## What to work on
Repeat the material below word for word and leave out all pictures.

## Records shown
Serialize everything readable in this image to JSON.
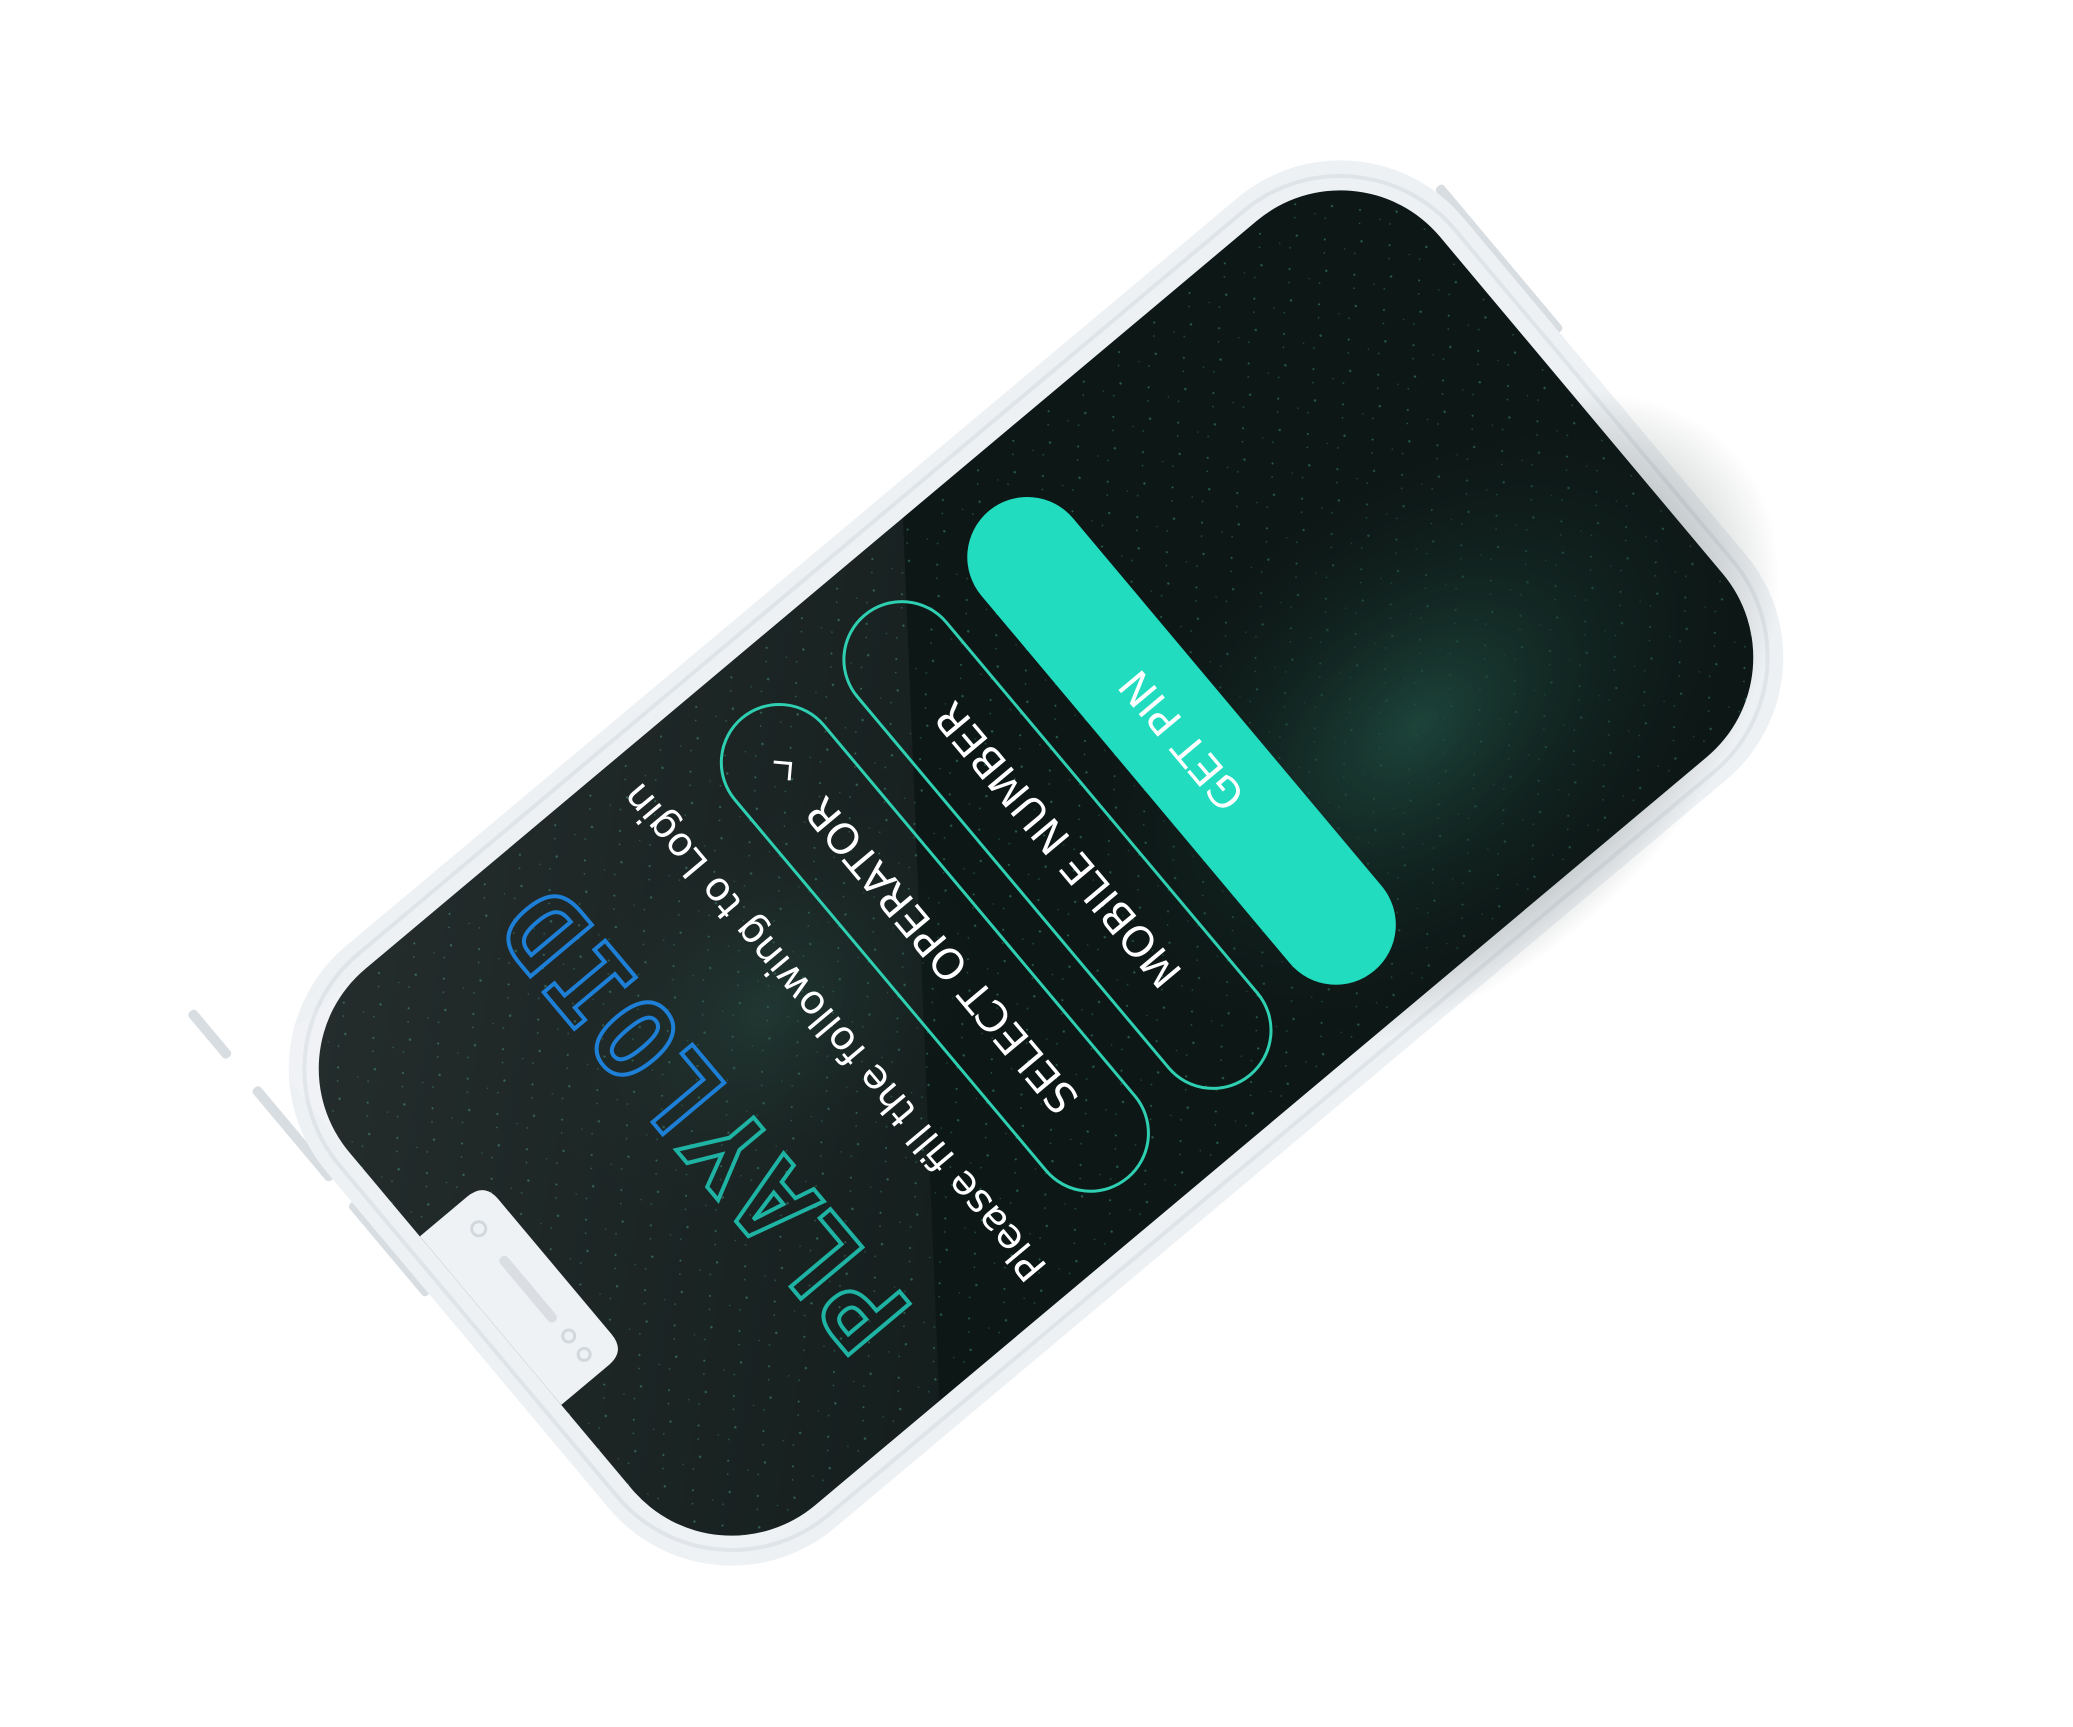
{
  "app": {
    "logo": {
      "part_a": "PLAY",
      "part_b": "LOID",
      "color_a": "#1fb3a4",
      "color_b": "#1e7fd6"
    },
    "instruction": "Please fill the following to Login"
  },
  "form": {
    "operator_label": "SELECT OPERATOR",
    "mobile_label": "MOBILE NUMBER",
    "get_pin_label": "GET PIN"
  },
  "colors": {
    "accent": "#22dcc0",
    "screen_bg": "#0d1716",
    "field_border": "#2fcfb2",
    "device_body": "#eef1f4"
  },
  "icons": {
    "operator_dropdown": "chevron-down-icon"
  }
}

## Written response
Serialize everything readable in this image to JSON.
{
  "app": {
    "logo": {
      "part_a": "PLAY",
      "part_b": "LOID",
      "color_a": "#1fb3a4",
      "color_b": "#1e7fd6"
    },
    "instruction": "Please fill the following to Login"
  },
  "form": {
    "operator_label": "SELECT OPERATOR",
    "mobile_label": "MOBILE NUMBER",
    "get_pin_label": "GET PIN"
  },
  "colors": {
    "accent": "#22dcc0",
    "screen_bg": "#0d1716",
    "field_border": "#2fcfb2",
    "device_body": "#eef1f4"
  },
  "icons": {
    "operator_dropdown": "chevron-down-icon"
  }
}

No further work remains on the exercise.